----- Excerpt provided

My synesthesia made me feel like a freak. But if my son has inherited this neurological quirk, I hope he realizes what a gift it is.
By Alison Buckholtz
Illustration by Val Mina
Jan. 15, 2008 | It was a warm summer afternoon in our corner of the Pacific Northwest, and as I pushed my 4-year-old in the swing, we debated the color of the sun pulsing down on us. Is it yellow or gold, he wanted to know, or is it white, and if it is, why are the spots in front of your eyes pink if you stare at it too long?
"That's a lot of colors," I said, only half attentive to the conversation. "What other colors do you see?"
He thought for a second, as if deciding whether or not to tell me something. Then he said, "The letter E is purple."
In that moment my whole world contracted. I knew exactly what "The letter E is purple" meant. Because, for me, numbers have always had their own color -- not just the number itself (though that, too), but the very character of the number, its presence in the world, is a color. An obvious, intrinsic color. Five, for example, is orange. Two is yellow. Seven is green. It is as natural and unchangeable as the color of someone's skin.
Speaking of skin, people had colors, too. Not everyone. But many people did, whether I liked them or not, whether I knew them well or not. I didn't have to think about it; it was just so. As apparent to me as their eye color.
"The letter E is purple" meant that my son may have synesthesia. I've had it all my life, though I only found out a few years ago that it has a name, and that others have it, too.
Synesthesia is a neurological phenomenon in which activation of one sensory processing system (e.g., numbers or written language) leads to the automatic engagement of a second, distinct sensory processing system (e.g., color) to create a "crossed" sensory perception. For example, as in my case, numbers appear to have their own colors. Or, in other forms of synesthesia, sensory processing is "crossed" with emotion processing, imbuing letters, words, days of the week or months with their own personalities.There have been many hypotheses about the cause of synesthesia since it was first studied with any rigor in the late 1800s, and a recent article in Nature Neuroscience posits that it is caused by an increased connectivity between relevant brain regions. Put another way, connections that have, over time, been "pruned" in others remain in place for synesthetes, though the reason for this is unknown.
Though there's no one else in my immediate family with synesthesia, except for possibly my son, studies suggest a genetic basis; women and left-handers also tend to have it more. Other than being a possible distraction, synesthesia doesn't interfere with daily functioning and isn't considered a disorder -- synesthetes perform normally on standard neurological exams.

----------
----- Extracted entries

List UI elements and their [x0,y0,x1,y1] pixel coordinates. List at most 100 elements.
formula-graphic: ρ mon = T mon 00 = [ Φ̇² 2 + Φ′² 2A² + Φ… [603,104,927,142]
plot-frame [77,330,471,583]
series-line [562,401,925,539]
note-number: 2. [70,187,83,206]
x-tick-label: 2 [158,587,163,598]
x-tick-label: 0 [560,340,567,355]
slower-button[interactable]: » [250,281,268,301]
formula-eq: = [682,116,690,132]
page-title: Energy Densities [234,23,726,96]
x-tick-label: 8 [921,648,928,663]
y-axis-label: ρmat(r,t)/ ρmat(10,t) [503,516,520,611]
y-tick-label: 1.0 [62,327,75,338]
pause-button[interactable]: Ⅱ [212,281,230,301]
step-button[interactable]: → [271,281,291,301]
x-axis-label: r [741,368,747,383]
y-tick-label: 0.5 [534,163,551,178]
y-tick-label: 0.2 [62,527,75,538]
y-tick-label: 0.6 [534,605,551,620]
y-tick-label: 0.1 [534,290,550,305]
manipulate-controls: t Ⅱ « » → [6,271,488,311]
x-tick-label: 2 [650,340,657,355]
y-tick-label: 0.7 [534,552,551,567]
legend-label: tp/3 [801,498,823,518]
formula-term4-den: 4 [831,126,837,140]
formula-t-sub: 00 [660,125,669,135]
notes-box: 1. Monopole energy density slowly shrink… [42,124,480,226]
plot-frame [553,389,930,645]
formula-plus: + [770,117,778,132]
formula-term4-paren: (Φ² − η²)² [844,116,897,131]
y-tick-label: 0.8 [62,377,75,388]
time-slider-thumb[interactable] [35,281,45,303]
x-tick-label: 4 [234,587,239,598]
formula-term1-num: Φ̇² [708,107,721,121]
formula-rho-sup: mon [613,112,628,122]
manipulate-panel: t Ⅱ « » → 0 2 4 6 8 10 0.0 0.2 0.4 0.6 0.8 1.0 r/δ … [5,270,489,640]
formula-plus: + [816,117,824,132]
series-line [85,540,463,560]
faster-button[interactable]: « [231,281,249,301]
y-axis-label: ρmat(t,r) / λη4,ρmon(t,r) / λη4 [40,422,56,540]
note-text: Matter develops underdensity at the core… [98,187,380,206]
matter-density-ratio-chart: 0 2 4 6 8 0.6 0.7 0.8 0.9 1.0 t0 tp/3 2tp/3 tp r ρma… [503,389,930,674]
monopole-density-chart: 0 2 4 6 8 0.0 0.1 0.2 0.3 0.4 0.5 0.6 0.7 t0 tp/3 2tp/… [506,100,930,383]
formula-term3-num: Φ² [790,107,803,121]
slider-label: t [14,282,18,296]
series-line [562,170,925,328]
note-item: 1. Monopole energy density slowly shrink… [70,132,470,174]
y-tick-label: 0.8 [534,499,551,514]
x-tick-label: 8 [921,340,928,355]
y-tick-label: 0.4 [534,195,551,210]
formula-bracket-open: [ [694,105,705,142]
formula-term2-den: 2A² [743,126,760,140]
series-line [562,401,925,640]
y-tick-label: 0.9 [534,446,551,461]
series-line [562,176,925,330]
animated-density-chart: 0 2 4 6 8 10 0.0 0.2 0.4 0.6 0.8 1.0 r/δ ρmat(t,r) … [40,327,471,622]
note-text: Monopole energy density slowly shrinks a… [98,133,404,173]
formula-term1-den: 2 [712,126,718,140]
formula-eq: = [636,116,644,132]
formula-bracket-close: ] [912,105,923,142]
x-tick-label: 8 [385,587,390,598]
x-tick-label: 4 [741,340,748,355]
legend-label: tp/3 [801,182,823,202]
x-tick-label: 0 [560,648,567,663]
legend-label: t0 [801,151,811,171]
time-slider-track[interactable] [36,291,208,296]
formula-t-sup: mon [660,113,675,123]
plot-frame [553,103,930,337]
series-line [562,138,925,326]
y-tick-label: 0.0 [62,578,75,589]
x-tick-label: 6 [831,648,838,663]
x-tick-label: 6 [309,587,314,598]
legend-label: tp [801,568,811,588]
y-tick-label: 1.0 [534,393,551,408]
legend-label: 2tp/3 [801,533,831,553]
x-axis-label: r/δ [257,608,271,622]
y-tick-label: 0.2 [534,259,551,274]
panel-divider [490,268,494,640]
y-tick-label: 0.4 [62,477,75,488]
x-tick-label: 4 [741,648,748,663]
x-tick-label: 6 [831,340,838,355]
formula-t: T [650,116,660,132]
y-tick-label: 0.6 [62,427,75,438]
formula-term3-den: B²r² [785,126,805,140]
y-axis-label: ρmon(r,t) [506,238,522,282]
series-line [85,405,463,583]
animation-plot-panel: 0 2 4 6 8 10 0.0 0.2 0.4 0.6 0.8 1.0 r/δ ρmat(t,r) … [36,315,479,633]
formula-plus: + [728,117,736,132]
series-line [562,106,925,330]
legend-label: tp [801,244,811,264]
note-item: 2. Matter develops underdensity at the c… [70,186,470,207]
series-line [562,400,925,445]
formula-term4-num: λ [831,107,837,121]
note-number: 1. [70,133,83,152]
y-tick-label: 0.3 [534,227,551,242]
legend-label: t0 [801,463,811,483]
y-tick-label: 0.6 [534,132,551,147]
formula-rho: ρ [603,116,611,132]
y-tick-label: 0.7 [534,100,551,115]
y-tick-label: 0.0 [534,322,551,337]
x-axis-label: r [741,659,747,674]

----------

### What to work on
1) Answer these questions about the synesthesia essay:
(a) How old was the writer's son during the conversation at the swing?
(b) What color does the writer give the number five?
(c) In which journal did the recent article linking synesthesia to increased connectivity between brain regions appear?
2) Set down the stretch of the synesthesia essay from "Speaking of skin, people" through "their eye color.", keeping every word and mark unchanged.
The listing isn't needed for anything here.

### Answers to each task
1)
(a) 4 years old
(b) Orange
(c) Nature Neuroscience

2)
Speaking of skin, people had colors, too. Not everyone. But many people did, whether I liked them or not, whether I knew them well or not. I didn't have to think about it; it was just so. As apparent to me as their eye color.